======== SUPPLIED RECORDS ========
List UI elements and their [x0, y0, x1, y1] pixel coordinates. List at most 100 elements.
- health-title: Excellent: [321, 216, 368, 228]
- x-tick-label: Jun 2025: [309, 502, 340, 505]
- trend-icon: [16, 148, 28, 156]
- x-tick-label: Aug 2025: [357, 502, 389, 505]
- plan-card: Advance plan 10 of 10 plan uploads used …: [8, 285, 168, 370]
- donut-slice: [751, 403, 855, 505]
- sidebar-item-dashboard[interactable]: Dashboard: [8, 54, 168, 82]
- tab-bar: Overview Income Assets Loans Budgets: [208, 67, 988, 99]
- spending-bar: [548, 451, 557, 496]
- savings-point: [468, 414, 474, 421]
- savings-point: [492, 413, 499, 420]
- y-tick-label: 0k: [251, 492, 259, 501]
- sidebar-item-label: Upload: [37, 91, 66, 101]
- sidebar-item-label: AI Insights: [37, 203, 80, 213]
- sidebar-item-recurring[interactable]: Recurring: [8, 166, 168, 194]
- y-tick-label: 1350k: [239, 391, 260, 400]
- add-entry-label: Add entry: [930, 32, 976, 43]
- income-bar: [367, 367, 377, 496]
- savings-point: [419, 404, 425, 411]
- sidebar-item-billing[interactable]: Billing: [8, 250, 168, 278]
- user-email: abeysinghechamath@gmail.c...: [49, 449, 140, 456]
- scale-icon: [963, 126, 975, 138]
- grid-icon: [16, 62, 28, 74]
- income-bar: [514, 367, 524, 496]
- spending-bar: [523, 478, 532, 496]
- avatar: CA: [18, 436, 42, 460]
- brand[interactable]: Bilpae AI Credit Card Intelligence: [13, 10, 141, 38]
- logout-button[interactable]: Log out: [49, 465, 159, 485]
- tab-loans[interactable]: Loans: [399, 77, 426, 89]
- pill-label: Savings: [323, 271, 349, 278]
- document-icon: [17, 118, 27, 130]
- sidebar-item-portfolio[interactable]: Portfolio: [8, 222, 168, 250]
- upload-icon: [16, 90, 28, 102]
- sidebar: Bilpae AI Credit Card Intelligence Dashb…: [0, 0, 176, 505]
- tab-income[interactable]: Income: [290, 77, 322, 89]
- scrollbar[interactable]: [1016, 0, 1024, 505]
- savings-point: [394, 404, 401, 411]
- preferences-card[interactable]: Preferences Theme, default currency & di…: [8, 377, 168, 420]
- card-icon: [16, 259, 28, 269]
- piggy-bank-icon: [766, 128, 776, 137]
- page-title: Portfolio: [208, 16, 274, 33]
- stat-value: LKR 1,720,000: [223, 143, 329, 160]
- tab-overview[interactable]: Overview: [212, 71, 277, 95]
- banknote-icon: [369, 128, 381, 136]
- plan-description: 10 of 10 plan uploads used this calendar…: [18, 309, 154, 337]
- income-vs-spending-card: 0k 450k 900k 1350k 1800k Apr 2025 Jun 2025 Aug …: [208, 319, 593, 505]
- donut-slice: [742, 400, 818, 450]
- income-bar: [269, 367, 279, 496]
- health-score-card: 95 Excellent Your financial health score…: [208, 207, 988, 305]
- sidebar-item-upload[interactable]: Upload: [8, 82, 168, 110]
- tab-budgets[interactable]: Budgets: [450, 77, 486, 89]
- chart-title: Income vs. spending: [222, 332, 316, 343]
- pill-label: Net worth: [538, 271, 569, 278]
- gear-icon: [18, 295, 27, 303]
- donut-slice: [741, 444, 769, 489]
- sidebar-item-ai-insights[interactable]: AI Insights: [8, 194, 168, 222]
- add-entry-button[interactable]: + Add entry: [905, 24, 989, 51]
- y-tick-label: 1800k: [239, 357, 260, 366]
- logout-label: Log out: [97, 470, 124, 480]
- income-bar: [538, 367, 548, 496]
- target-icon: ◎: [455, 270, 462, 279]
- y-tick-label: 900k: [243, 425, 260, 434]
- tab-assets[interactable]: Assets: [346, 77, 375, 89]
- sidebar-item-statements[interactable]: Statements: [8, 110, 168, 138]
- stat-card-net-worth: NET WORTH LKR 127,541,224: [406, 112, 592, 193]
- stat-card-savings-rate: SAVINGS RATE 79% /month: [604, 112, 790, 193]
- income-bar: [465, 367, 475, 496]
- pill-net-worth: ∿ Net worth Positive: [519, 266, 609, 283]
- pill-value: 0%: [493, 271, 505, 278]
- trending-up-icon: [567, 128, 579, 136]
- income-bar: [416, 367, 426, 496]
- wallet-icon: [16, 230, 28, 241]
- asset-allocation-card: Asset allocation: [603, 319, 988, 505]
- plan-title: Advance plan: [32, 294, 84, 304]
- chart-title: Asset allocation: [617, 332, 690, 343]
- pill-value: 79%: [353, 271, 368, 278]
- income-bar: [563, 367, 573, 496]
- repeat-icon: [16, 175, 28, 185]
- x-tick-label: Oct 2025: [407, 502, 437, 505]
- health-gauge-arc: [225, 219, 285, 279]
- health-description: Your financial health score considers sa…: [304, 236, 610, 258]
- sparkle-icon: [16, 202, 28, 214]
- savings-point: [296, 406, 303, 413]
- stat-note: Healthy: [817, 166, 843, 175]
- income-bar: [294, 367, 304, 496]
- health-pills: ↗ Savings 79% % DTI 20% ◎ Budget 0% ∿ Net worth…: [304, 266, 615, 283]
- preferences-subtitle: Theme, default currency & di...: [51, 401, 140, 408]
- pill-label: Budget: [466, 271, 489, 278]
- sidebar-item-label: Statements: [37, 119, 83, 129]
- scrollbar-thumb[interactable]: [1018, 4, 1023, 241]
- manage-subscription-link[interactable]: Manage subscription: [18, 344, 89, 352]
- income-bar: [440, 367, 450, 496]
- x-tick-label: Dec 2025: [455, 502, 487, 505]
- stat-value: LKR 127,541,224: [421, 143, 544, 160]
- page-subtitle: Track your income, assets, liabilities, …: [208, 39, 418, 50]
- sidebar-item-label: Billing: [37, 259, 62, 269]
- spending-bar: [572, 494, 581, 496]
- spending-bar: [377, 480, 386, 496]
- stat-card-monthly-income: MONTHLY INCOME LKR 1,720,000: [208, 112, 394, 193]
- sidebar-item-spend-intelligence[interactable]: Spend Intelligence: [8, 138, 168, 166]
========
WRITTEN REQUEST
Copy all of the records above line for line, with nothing changed.

FINISHED EXERCISE
List UI elements and their [x0, y0, x1, y1] pixel coordinates. List at most 100 elements.
- health-title: Excellent: [321, 216, 368, 228]
- x-tick-label: Jun 2025: [309, 502, 340, 505]
- trend-icon: [16, 148, 28, 156]
- x-tick-label: Aug 2025: [357, 502, 389, 505]
- plan-card: Advance plan 10 of 10 plan uploads used …: [8, 285, 168, 370]
- donut-slice: [751, 403, 855, 505]
- sidebar-item-dashboard[interactable]: Dashboard: [8, 54, 168, 82]
- tab-bar: Overview Income Assets Loans Budgets: [208, 67, 988, 99]
- spending-bar: [548, 451, 557, 496]
- savings-point: [468, 414, 474, 421]
- savings-point: [492, 413, 499, 420]
- y-tick-label: 0k: [251, 492, 259, 501]
- sidebar-item-label: Upload: [37, 91, 66, 101]
- sidebar-item-label: AI Insights: [37, 203, 80, 213]
- sidebar-item-recurring[interactable]: Recurring: [8, 166, 168, 194]
- y-tick-label: 1350k: [239, 391, 260, 400]
- add-entry-label: Add entry: [930, 32, 976, 43]
- income-bar: [367, 367, 377, 496]
- savings-point: [419, 404, 425, 411]
- sidebar-item-billing[interactable]: Billing: [8, 250, 168, 278]
- user-email: abeysinghechamath@gmail.c...: [49, 449, 140, 456]
- scale-icon: [963, 126, 975, 138]
- grid-icon: [16, 62, 28, 74]
- income-bar: [514, 367, 524, 496]
- spending-bar: [523, 478, 532, 496]
- avatar: CA: [18, 436, 42, 460]
- brand[interactable]: Bilpae AI Credit Card Intelligence: [13, 10, 141, 38]
- logout-button[interactable]: Log out: [49, 465, 159, 485]
- tab-loans[interactable]: Loans: [399, 77, 426, 89]
- pill-label: Savings: [323, 271, 349, 278]
- document-icon: [17, 118, 27, 130]
- sidebar-item-portfolio[interactable]: Portfolio: [8, 222, 168, 250]
- upload-icon: [16, 90, 28, 102]
- sidebar: Bilpae AI Credit Card Intelligence Dashb…: [0, 0, 176, 505]
- tab-income[interactable]: Income: [290, 77, 322, 89]
- scrollbar[interactable]: [1016, 0, 1024, 505]
- savings-point: [394, 404, 401, 411]
- preferences-card[interactable]: Preferences Theme, default currency & di…: [8, 377, 168, 420]
- card-icon: [16, 259, 28, 269]
- piggy-bank-icon: [766, 128, 776, 137]
- page-title: Portfolio: [208, 16, 274, 33]
- stat-value: LKR 1,720,000: [223, 143, 329, 160]
- tab-overview[interactable]: Overview: [212, 71, 277, 95]
- banknote-icon: [369, 128, 381, 136]
- plan-description: 10 of 10 plan uploads used this calendar…: [18, 309, 154, 337]
- income-vs-spending-card: 0k 450k 900k 1350k 1800k Apr 2025 Jun 2025 Aug …: [208, 319, 593, 505]
- donut-slice: [742, 400, 818, 450]
- income-bar: [269, 367, 279, 496]
- health-score-card: 95 Excellent Your financial health score…: [208, 207, 988, 305]
- sidebar-item-upload[interactable]: Upload: [8, 82, 168, 110]
- tab-budgets[interactable]: Budgets: [450, 77, 486, 89]
- chart-title: Income vs. spending: [222, 332, 316, 343]
- pill-label: Net worth: [538, 271, 569, 278]
- gear-icon: [18, 295, 27, 303]
- donut-slice: [741, 444, 769, 489]
- sidebar-item-ai-insights[interactable]: AI Insights: [8, 194, 168, 222]
- add-entry-button[interactable]: + Add entry: [905, 24, 989, 51]
- y-tick-label: 1800k: [239, 357, 260, 366]
- logout-label: Log out: [97, 470, 124, 480]
- income-bar: [538, 367, 548, 496]
- target-icon: ◎: [455, 270, 462, 279]
- y-tick-label: 900k: [243, 425, 260, 434]
- tab-assets[interactable]: Assets: [346, 77, 375, 89]
- sidebar-item-statements[interactable]: Statements: [8, 110, 168, 138]
- stat-card-net-worth: NET WORTH LKR 127,541,224: [406, 112, 592, 193]
- stat-card-savings-rate: SAVINGS RATE 79% /month: [604, 112, 790, 193]
- income-bar: [465, 367, 475, 496]
- pill-net-worth: ∿ Net worth Positive: [519, 266, 609, 283]
- pill-value: 0%: [493, 271, 505, 278]
- trending-up-icon: [567, 128, 579, 136]
- income-bar: [416, 367, 426, 496]
- wallet-icon: [16, 230, 28, 241]
- asset-allocation-card: Asset allocation: [603, 319, 988, 505]
- plan-title: Advance plan: [32, 294, 84, 304]
- chart-title: Asset allocation: [617, 332, 690, 343]
- pill-value: 79%: [353, 271, 368, 278]
- income-bar: [563, 367, 573, 496]
- repeat-icon: [16, 175, 28, 185]
- x-tick-label: Oct 2025: [407, 502, 437, 505]
- health-gauge-arc: [225, 219, 285, 279]
- health-description: Your financial health score considers sa…: [304, 236, 610, 258]
- sparkle-icon: [16, 202, 28, 214]
- savings-point: [296, 406, 303, 413]
- stat-note: Healthy: [817, 166, 843, 175]
- income-bar: [294, 367, 304, 496]
- health-pills: ↗ Savings 79% % DTI 20% ◎ Budget 0% ∿ Net worth…: [304, 266, 615, 283]
- preferences-subtitle: Theme, default currency & di...: [51, 401, 140, 408]
- pill-label: Budget: [466, 271, 489, 278]
- sidebar-item-label: Statements: [37, 119, 83, 129]
- scrollbar-thumb[interactable]: [1018, 4, 1023, 241]
- manage-subscription-link[interactable]: Manage subscription: [18, 344, 89, 352]
- income-bar: [440, 367, 450, 496]
- x-tick-label: Dec 2025: [455, 502, 487, 505]
- stat-value: LKR 127,541,224: [421, 143, 544, 160]
- page-subtitle: Track your income, assets, liabilities, …: [208, 39, 418, 50]
- sidebar-item-label: Billing: [37, 259, 62, 269]
- spending-bar: [572, 494, 581, 496]
- spending-bar: [377, 480, 386, 496]
- stat-card-monthly-income: MONTHLY INCOME LKR 1,720,000: [208, 112, 394, 193]
- sidebar-item-spend-intelligence[interactable]: Spend Intelligence: [8, 138, 168, 166]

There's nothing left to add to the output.